## AIM OF THE TASK
Go through the entries below and copy each line containing the word "Vismara".
---+---
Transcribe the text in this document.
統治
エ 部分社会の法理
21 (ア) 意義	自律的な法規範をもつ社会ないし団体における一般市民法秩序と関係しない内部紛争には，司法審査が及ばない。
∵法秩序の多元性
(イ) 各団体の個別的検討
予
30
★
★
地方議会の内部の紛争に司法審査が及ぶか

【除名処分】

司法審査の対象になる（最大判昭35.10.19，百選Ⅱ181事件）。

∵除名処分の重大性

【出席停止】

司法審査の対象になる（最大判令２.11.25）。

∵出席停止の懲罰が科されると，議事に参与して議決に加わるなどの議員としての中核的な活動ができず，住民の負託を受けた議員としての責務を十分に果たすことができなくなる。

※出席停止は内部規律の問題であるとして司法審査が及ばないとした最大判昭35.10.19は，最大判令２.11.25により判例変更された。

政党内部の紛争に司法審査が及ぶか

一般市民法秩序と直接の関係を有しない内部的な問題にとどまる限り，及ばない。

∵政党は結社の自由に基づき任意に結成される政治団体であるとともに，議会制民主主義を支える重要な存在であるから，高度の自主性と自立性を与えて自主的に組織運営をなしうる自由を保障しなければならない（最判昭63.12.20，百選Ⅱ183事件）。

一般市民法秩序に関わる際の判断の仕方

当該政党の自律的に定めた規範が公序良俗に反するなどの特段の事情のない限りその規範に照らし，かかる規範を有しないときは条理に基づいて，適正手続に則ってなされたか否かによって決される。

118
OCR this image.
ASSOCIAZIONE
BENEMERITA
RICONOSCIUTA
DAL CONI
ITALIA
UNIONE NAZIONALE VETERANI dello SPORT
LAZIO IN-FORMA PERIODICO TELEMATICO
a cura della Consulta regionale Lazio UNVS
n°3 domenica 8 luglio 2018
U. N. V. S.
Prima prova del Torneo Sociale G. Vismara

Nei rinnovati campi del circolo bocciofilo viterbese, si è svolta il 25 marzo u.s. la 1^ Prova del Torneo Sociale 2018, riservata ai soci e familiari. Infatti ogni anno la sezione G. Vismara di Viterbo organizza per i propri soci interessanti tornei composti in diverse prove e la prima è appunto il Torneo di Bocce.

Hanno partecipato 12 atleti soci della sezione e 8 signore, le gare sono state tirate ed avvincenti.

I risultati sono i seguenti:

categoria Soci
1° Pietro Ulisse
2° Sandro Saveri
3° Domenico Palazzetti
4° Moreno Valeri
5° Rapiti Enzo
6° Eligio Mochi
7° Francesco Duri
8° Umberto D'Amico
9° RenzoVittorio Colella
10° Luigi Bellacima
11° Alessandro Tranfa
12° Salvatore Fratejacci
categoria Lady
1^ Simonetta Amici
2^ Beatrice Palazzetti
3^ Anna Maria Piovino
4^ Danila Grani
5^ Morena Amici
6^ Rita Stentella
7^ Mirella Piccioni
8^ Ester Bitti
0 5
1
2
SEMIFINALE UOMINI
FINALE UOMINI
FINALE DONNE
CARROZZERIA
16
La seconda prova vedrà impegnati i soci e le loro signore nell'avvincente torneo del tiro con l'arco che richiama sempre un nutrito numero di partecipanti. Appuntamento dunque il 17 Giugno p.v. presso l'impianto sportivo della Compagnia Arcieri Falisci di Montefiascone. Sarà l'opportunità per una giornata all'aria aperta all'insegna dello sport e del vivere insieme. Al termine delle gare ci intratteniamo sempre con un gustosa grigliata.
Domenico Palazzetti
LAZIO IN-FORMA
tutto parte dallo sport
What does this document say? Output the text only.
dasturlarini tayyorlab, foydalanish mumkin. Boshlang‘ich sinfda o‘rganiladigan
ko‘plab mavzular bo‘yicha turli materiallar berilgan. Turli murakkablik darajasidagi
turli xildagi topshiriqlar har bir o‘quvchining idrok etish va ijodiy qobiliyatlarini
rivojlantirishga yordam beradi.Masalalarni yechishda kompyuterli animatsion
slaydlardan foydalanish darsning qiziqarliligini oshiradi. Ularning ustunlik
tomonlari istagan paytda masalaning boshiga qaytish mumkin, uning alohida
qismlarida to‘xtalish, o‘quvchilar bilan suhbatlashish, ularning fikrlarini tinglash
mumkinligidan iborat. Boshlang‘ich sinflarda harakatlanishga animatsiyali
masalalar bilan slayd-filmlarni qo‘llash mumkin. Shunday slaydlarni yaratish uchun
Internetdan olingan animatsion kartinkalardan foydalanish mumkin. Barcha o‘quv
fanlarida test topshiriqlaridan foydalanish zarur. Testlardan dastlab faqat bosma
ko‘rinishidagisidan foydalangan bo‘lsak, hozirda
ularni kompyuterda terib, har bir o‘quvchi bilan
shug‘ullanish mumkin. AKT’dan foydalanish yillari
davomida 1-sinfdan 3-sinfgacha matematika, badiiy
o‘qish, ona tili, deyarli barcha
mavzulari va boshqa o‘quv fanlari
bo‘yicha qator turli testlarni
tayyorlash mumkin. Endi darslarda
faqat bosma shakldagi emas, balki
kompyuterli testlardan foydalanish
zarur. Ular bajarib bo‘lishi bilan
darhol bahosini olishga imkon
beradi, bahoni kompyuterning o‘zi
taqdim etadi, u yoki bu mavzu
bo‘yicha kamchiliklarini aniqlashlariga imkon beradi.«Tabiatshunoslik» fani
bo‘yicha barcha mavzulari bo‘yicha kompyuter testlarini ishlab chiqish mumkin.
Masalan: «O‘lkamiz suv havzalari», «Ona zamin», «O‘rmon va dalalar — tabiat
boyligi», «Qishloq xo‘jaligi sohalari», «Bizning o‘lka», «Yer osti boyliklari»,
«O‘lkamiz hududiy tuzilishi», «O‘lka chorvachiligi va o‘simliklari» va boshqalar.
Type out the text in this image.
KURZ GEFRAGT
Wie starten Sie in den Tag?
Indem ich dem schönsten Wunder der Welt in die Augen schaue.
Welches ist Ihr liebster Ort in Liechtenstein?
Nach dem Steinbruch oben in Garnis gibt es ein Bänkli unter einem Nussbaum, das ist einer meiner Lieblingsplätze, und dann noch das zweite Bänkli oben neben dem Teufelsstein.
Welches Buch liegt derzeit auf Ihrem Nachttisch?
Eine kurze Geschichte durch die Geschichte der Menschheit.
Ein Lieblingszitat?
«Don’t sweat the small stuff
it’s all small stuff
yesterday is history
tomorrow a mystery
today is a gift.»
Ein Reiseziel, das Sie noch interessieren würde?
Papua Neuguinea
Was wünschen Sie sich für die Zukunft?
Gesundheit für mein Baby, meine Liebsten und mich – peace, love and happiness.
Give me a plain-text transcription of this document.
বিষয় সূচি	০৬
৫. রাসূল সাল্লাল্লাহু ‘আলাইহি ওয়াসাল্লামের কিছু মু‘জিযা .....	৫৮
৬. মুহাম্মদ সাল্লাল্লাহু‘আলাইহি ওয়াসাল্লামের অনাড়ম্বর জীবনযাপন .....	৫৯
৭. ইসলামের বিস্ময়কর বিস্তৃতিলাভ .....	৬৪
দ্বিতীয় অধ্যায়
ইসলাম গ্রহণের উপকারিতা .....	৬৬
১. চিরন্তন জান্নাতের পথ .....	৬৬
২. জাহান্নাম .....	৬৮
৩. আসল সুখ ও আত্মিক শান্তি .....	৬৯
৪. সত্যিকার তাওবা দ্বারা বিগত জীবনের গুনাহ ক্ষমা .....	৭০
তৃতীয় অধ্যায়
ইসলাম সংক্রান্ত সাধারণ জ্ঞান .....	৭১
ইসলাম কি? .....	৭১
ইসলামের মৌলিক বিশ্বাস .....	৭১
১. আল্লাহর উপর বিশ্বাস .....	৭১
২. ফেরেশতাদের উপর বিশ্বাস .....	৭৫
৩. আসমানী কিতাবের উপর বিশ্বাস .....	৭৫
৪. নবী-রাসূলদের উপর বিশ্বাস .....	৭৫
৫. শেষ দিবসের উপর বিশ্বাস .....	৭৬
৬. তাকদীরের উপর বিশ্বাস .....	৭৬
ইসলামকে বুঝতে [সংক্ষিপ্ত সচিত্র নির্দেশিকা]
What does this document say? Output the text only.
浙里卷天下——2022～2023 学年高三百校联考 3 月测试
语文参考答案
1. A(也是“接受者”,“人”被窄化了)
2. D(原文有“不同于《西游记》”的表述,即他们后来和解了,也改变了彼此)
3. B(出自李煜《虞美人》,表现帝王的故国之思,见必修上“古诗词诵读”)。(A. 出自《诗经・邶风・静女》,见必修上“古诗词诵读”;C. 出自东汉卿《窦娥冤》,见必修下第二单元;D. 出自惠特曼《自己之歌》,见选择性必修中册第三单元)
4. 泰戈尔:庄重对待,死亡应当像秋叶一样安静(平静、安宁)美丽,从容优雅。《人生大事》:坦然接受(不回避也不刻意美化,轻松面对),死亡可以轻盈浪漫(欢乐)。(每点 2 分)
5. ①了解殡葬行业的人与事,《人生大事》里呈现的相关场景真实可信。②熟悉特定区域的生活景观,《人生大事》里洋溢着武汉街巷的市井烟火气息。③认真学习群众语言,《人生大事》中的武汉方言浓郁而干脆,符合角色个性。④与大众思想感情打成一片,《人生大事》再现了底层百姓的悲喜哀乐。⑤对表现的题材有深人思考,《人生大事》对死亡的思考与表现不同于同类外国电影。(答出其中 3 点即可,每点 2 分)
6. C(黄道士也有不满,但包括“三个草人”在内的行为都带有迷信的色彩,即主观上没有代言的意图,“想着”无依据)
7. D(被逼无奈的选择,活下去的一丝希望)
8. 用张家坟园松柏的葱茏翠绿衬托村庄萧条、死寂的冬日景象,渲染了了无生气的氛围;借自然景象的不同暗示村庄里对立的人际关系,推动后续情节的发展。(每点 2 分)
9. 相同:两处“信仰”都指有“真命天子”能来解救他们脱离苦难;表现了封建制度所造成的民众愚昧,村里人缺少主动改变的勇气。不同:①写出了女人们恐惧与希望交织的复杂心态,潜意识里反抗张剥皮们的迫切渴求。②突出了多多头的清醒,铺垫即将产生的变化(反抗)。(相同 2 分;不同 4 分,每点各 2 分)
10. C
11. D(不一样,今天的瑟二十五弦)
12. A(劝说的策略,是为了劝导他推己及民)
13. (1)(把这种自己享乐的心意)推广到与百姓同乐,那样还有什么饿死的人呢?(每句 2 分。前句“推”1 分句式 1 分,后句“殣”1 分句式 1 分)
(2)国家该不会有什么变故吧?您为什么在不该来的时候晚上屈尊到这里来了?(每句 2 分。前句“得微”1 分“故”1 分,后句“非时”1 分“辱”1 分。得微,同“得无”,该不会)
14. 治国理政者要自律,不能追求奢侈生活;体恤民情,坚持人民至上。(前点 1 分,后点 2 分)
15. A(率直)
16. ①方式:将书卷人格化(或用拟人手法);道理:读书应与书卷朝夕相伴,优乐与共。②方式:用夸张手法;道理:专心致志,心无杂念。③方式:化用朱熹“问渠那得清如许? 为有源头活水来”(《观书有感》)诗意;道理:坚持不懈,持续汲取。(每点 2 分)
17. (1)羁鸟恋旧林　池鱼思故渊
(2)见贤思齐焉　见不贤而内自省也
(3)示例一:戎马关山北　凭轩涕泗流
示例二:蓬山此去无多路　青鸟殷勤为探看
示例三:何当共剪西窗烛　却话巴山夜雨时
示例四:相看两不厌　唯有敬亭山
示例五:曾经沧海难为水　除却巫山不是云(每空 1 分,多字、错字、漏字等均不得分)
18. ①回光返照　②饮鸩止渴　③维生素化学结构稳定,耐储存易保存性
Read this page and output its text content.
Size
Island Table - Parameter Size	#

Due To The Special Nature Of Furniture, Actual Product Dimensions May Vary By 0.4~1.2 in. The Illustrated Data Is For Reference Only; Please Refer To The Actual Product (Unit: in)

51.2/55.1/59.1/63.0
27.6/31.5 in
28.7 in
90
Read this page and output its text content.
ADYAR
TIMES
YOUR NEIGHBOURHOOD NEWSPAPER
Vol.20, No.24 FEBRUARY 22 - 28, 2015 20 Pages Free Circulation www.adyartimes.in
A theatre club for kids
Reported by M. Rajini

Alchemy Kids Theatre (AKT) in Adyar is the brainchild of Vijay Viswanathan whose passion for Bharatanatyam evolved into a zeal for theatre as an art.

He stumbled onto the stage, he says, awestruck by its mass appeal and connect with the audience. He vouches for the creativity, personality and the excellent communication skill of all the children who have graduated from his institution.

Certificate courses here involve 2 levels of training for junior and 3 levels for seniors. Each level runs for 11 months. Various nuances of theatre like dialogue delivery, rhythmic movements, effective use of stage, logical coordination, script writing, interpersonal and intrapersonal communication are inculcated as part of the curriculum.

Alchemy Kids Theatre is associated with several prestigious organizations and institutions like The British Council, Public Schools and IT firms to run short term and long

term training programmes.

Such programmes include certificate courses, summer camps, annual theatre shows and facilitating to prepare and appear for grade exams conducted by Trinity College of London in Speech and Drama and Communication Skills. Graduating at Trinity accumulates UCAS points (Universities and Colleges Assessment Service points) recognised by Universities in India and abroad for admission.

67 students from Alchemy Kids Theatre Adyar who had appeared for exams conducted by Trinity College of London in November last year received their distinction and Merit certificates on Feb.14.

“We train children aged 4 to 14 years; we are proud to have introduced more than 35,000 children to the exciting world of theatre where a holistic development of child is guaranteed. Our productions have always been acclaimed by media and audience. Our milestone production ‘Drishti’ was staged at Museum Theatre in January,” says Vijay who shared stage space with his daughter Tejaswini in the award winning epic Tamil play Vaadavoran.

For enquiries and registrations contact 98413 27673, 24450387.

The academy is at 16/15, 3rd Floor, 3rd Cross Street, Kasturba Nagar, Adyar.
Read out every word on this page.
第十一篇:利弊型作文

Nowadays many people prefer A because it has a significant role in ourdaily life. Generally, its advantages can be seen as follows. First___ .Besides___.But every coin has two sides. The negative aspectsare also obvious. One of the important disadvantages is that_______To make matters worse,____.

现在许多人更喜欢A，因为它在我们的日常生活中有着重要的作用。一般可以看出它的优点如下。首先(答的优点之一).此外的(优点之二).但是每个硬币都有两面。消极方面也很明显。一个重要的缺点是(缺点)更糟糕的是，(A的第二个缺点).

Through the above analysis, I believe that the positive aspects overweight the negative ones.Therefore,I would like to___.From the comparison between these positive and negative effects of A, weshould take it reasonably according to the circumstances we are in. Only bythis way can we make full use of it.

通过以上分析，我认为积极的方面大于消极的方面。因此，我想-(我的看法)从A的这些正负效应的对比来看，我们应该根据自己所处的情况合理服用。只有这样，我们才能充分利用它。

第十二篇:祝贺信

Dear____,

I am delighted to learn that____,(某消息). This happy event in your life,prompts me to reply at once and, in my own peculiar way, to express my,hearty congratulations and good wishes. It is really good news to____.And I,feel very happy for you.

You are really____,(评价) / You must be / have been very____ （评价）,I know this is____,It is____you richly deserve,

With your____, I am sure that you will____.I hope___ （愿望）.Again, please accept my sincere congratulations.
---+---
## THE RESPONSE
Prima prova del Torneo Sociale G. Vismara
Nei rinnovati campi del circolo bocciofilo viterbese, si è svolta il 25 marzo u.s. la 1^ Prova del Torneo Sociale 2018, riservata ai soci e familiari. Infatti ogni anno la sezione G. Vismara di Viterbo organizza per i propri soci interessanti tornei composti in diverse prove e la prima è appunto il Torneo di Bocce.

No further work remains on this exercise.